--- START Information supplied ---

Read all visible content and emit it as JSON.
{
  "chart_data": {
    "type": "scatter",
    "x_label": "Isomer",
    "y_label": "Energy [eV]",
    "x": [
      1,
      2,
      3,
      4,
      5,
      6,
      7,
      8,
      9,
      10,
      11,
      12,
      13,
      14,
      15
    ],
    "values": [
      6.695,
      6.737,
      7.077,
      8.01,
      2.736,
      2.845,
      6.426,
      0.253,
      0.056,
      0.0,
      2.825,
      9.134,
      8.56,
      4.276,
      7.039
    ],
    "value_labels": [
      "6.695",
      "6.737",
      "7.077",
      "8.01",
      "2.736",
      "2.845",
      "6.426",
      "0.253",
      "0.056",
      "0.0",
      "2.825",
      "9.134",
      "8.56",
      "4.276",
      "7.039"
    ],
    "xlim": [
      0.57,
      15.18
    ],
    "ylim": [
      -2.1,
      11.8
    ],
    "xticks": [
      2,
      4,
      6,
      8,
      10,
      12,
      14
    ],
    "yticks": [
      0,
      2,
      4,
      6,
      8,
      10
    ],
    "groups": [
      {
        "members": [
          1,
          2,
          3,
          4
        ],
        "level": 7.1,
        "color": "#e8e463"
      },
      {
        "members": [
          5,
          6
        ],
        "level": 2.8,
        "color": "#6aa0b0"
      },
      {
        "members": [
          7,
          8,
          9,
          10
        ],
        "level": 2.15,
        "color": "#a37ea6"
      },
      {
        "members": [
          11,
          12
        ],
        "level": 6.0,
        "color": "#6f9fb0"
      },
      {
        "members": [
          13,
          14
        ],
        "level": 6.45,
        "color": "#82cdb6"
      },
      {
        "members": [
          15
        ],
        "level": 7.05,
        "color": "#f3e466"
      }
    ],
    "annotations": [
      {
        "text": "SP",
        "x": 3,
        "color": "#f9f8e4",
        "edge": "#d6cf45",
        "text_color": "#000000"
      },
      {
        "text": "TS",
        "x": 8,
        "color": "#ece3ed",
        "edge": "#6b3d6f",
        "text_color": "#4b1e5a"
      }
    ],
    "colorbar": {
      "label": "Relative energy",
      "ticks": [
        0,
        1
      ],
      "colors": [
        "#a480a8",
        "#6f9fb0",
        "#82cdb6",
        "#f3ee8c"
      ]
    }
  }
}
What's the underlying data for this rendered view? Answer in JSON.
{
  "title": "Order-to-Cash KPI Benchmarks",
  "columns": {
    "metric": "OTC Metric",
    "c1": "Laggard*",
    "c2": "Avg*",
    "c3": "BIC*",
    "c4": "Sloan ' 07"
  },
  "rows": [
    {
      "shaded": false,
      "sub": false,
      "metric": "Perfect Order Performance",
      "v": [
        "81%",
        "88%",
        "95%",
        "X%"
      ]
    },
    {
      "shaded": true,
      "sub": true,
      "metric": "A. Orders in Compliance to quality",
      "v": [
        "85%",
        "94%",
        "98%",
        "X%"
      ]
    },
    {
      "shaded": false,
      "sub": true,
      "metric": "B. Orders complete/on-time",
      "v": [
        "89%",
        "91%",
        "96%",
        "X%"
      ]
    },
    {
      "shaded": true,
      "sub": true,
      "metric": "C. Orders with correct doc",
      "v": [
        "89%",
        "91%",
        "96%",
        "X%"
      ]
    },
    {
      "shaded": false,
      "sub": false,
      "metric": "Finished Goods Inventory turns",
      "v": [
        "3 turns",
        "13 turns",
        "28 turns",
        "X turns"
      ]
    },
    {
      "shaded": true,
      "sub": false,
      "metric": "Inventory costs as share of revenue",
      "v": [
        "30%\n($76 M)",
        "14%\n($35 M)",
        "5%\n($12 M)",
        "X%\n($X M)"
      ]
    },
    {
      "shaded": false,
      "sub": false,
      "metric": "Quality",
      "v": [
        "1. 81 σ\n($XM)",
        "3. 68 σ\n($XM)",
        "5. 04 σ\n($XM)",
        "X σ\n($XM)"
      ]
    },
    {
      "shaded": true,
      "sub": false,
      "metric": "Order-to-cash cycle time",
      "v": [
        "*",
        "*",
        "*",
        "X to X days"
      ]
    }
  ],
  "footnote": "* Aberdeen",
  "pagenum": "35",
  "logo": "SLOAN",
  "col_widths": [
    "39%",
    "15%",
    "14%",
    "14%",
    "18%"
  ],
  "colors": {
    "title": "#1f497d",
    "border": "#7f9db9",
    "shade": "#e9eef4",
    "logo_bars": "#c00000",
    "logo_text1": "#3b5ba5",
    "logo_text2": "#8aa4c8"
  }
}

--- END Information supplied ---

Each line in the material above must be retyped without alteration.

Read all visible content and emit it as JSON.
{
  "chart_data": {
    "type": "scatter",
    "x_label": "Isomer",
    "y_label": "Energy [eV]",
    "x": [
      1,
      2,
      3,
      4,
      5,
      6,
      7,
      8,
      9,
      10,
      11,
      12,
      13,
      14,
      15
    ],
    "values": [
      6.695,
      6.737,
      7.077,
      8.01,
      2.736,
      2.845,
      6.426,
      0.253,
      0.056,
      0.0,
      2.825,
      9.134,
      8.56,
      4.276,
      7.039
    ],
    "value_labels": [
      "6.695",
      "6.737",
      "7.077",
      "8.01",
      "2.736",
      "2.845",
      "6.426",
      "0.253",
      "0.056",
      "0.0",
      "2.825",
      "9.134",
      "8.56",
      "4.276",
      "7.039"
    ],
    "xlim": [
      0.57,
      15.18
    ],
    "ylim": [
      -2.1,
      11.8
    ],
    "xticks": [
      2,
      4,
      6,
      8,
      10,
      12,
      14
    ],
    "yticks": [
      0,
      2,
      4,
      6,
      8,
      10
    ],
    "groups": [
      {
        "members": [
          1,
          2,
          3,
          4
        ],
        "level": 7.1,
        "color": "#e8e463"
      },
      {
        "members": [
          5,
          6
        ],
        "level": 2.8,
        "color": "#6aa0b0"
      },
      {
        "members": [
          7,
          8,
          9,
          10
        ],
        "level": 2.15,
        "color": "#a37ea6"
      },
      {
        "members": [
          11,
          12
        ],
        "level": 6.0,
        "color": "#6f9fb0"
      },
      {
        "members": [
          13,
          14
        ],
        "level": 6.45,
        "color": "#82cdb6"
      },
      {
        "members": [
          15
        ],
        "level": 7.05,
        "color": "#f3e466"
      }
    ],
    "annotations": [
      {
        "text": "SP",
        "x": 3,
        "color": "#f9f8e4",
        "edge": "#d6cf45",
        "text_color": "#000000"
      },
      {
        "text": "TS",
        "x": 8,
        "color": "#ece3ed",
        "edge": "#6b3d6f",
        "text_color": "#4b1e5a"
      }
    ],
    "colorbar": {
      "label": "Relative energy",
      "ticks": [
        0,
        1
      ],
      "colors": [
        "#a480a8",
        "#6f9fb0",
        "#82cdb6",
        "#f3ee8c"
      ]
    }
  }
}
What's the underlying data for this rendered view? Answer in JSON.
{
  "title": "Order-to-Cash KPI Benchmarks",
  "columns": {
    "metric": "OTC Metric",
    "c1": "Laggard*",
    "c2": "Avg*",
    "c3": "BIC*",
    "c4": "Sloan ' 07"
  },
  "rows": [
    {
      "shaded": false,
      "sub": false,
      "metric": "Perfect Order Performance",
      "v": [
        "81%",
        "88%",
        "95%",
        "X%"
      ]
    },
    {
      "shaded": true,
      "sub": true,
      "metric": "A. Orders in Compliance to quality",
      "v": [
        "85%",
        "94%",
        "98%",
        "X%"
      ]
    },
    {
      "shaded": false,
      "sub": true,
      "metric": "B. Orders complete/on-time",
      "v": [
        "89%",
        "91%",
        "96%",
        "X%"
      ]
    },
    {
      "shaded": true,
      "sub": true,
      "metric": "C. Orders with correct doc",
      "v": [
        "89%",
        "91%",
        "96%",
        "X%"
      ]
    },
    {
      "shaded": false,
      "sub": false,
      "metric": "Finished Goods Inventory turns",
      "v": [
        "3 turns",
        "13 turns",
        "28 turns",
        "X turns"
      ]
    },
    {
      "shaded": true,
      "sub": false,
      "metric": "Inventory costs as share of revenue",
      "v": [
        "30%\n($76 M)",
        "14%\n($35 M)",
        "5%\n($12 M)",
        "X%\n($X M)"
      ]
    },
    {
      "shaded": false,
      "sub": false,
      "metric": "Quality",
      "v": [
        "1. 81 σ\n($XM)",
        "3. 68 σ\n($XM)",
        "5. 04 σ\n($XM)",
        "X σ\n($XM)"
      ]
    },
    {
      "shaded": true,
      "sub": false,
      "metric": "Order-to-cash cycle time",
      "v": [
        "*",
        "*",
        "*",
        "X to X days"
      ]
    }
  ],
  "footnote": "* Aberdeen",
  "pagenum": "35",
  "logo": "SLOAN",
  "col_widths": [
    "39%",
    "15%",
    "14%",
    "14%",
    "18%"
  ],
  "colors": {
    "title": "#1f497d",
    "border": "#7f9db9",
    "shade": "#e9eef4",
    "logo_bars": "#c00000",
    "logo_text1": "#3b5ba5",
    "logo_text2": "#8aa4c8"
  }
}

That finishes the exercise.